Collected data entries
┄┄┄┄┄┄┄┄┄┄

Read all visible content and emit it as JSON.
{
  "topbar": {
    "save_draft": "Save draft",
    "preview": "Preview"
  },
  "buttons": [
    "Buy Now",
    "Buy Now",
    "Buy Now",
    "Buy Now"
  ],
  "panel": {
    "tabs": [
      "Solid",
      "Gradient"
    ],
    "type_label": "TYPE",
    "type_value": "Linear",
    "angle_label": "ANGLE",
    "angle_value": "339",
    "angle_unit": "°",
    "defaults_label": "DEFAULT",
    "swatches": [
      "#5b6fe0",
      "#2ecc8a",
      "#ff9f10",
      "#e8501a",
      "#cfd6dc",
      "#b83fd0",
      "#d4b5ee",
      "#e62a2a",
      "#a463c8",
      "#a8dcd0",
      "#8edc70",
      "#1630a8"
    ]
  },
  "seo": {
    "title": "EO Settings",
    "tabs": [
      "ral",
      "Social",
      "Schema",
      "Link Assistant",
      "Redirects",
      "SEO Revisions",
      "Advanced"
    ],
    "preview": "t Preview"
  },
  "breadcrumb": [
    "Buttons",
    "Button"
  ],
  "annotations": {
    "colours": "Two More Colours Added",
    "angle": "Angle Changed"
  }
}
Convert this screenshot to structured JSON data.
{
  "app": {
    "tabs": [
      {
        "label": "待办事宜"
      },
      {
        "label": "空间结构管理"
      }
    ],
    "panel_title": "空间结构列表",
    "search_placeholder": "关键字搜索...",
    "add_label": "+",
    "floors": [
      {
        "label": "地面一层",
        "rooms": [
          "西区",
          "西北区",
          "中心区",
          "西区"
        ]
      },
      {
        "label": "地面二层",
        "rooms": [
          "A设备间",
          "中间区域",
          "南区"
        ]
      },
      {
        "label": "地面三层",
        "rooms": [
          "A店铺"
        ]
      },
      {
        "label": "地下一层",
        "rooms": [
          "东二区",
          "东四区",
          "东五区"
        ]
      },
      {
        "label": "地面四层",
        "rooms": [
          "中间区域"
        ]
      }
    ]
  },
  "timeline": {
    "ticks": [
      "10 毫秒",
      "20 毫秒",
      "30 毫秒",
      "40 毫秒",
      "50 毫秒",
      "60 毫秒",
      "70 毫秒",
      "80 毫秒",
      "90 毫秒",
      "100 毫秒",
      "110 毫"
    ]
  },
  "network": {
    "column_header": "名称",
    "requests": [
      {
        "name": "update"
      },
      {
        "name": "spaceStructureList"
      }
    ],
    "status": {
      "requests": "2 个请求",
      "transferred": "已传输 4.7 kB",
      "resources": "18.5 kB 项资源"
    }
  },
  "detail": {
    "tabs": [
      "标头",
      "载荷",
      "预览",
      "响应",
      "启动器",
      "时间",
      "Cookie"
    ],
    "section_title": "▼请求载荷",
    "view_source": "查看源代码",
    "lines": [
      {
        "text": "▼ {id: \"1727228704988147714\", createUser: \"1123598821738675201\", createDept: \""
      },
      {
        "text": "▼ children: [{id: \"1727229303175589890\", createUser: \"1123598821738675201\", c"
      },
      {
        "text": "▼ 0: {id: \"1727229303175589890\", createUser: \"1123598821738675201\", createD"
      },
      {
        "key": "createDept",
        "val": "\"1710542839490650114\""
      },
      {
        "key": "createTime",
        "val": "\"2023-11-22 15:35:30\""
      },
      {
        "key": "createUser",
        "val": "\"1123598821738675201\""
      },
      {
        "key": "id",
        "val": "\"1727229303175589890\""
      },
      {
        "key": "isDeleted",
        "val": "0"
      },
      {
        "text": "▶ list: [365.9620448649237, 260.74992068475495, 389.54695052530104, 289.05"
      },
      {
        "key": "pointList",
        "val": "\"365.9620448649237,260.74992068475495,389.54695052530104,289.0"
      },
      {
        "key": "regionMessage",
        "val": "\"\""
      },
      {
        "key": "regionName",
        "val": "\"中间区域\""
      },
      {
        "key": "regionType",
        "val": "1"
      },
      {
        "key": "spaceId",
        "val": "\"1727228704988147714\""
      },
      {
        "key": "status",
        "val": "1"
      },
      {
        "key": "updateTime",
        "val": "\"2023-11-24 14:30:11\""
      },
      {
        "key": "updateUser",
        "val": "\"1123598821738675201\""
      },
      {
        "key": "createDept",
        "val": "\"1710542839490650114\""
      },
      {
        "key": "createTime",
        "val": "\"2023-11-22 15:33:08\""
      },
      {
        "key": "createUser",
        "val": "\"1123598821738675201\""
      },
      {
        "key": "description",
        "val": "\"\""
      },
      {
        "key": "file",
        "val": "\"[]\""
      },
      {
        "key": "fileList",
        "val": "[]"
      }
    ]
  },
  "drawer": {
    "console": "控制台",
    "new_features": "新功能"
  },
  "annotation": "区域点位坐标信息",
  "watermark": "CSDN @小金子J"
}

┄┄┄┄┄┄┄┄┄┄

### SET EXERCISE
Return all of the entries exactly as they were supplied.

### THE ANSWER
Read all visible content and emit it as JSON.
{
  "topbar": {
    "save_draft": "Save draft",
    "preview": "Preview"
  },
  "buttons": [
    "Buy Now",
    "Buy Now",
    "Buy Now",
    "Buy Now"
  ],
  "panel": {
    "tabs": [
      "Solid",
      "Gradient"
    ],
    "type_label": "TYPE",
    "type_value": "Linear",
    "angle_label": "ANGLE",
    "angle_value": "339",
    "angle_unit": "°",
    "defaults_label": "DEFAULT",
    "swatches": [
      "#5b6fe0",
      "#2ecc8a",
      "#ff9f10",
      "#e8501a",
      "#cfd6dc",
      "#b83fd0",
      "#d4b5ee",
      "#e62a2a",
      "#a463c8",
      "#a8dcd0",
      "#8edc70",
      "#1630a8"
    ]
  },
  "seo": {
    "title": "EO Settings",
    "tabs": [
      "ral",
      "Social",
      "Schema",
      "Link Assistant",
      "Redirects",
      "SEO Revisions",
      "Advanced"
    ],
    "preview": "t Preview"
  },
  "breadcrumb": [
    "Buttons",
    "Button"
  ],
  "annotations": {
    "colours": "Two More Colours Added",
    "angle": "Angle Changed"
  }
}
Convert this screenshot to structured JSON data.
{
  "app": {
    "tabs": [
      {
        "label": "待办事宜"
      },
      {
        "label": "空间结构管理"
      }
    ],
    "panel_title": "空间结构列表",
    "search_placeholder": "关键字搜索...",
    "add_label": "+",
    "floors": [
      {
        "label": "地面一层",
        "rooms": [
          "西区",
          "西北区",
          "中心区",
          "西区"
        ]
      },
      {
        "label": "地面二层",
        "rooms": [
          "A设备间",
          "中间区域",
          "南区"
        ]
      },
      {
        "label": "地面三层",
        "rooms": [
          "A店铺"
        ]
      },
      {
        "label": "地下一层",
        "rooms": [
          "东二区",
          "东四区",
          "东五区"
        ]
      },
      {
        "label": "地面四层",
        "rooms": [
          "中间区域"
        ]
      }
    ]
  },
  "timeline": {
    "ticks": [
      "10 毫秒",
      "20 毫秒",
      "30 毫秒",
      "40 毫秒",
      "50 毫秒",
      "60 毫秒",
      "70 毫秒",
      "80 毫秒",
      "90 毫秒",
      "100 毫秒",
      "110 毫"
    ]
  },
  "network": {
    "column_header": "名称",
    "requests": [
      {
        "name": "update"
      },
      {
        "name": "spaceStructureList"
      }
    ],
    "status": {
      "requests": "2 个请求",
      "transferred": "已传输 4.7 kB",
      "resources": "18.5 kB 项资源"
    }
  },
  "detail": {
    "tabs": [
      "标头",
      "载荷",
      "预览",
      "响应",
      "启动器",
      "时间",
      "Cookie"
    ],
    "section_title": "▼请求载荷",
    "view_source": "查看源代码",
    "lines": [
      {
        "text": "▼ {id: \"1727228704988147714\", createUser: \"1123598821738675201\", createDept: \""
      },
      {
        "text": "▼ children: [{id: \"1727229303175589890\", createUser: \"1123598821738675201\", c"
      },
      {
        "text": "▼ 0: {id: \"1727229303175589890\", createUser: \"1123598821738675201\", createD"
      },
      {
        "key": "createDept",
        "val": "\"1710542839490650114\""
      },
      {
        "key": "createTime",
        "val": "\"2023-11-22 15:35:30\""
      },
      {
        "key": "createUser",
        "val": "\"1123598821738675201\""
      },
      {
        "key": "id",
        "val": "\"1727229303175589890\""
      },
      {
        "key": "isDeleted",
        "val": "0"
      },
      {
        "text": "▶ list: [365.9620448649237, 260.74992068475495, 389.54695052530104, 289.05"
      },
      {
        "key": "pointList",
        "val": "\"365.9620448649237,260.74992068475495,389.54695052530104,289.0"
      },
      {
        "key": "regionMessage",
        "val": "\"\""
      },
      {
        "key": "regionName",
        "val": "\"中间区域\""
      },
      {
        "key": "regionType",
        "val": "1"
      },
      {
        "key": "spaceId",
        "val": "\"1727228704988147714\""
      },
      {
        "key": "status",
        "val": "1"
      },
      {
        "key": "updateTime",
        "val": "\"2023-11-24 14:30:11\""
      },
      {
        "key": "updateUser",
        "val": "\"1123598821738675201\""
      },
      {
        "key": "createDept",
        "val": "\"1710542839490650114\""
      },
      {
        "key": "createTime",
        "val": "\"2023-11-22 15:33:08\""
      },
      {
        "key": "createUser",
        "val": "\"1123598821738675201\""
      },
      {
        "key": "description",
        "val": "\"\""
      },
      {
        "key": "file",
        "val": "\"[]\""
      },
      {
        "key": "fileList",
        "val": "[]"
      }
    ]
  },
  "drawer": {
    "console": "控制台",
    "new_features": "新功能"
  },
  "annotation": "区域点位坐标信息",
  "watermark": "CSDN @小金子J"
}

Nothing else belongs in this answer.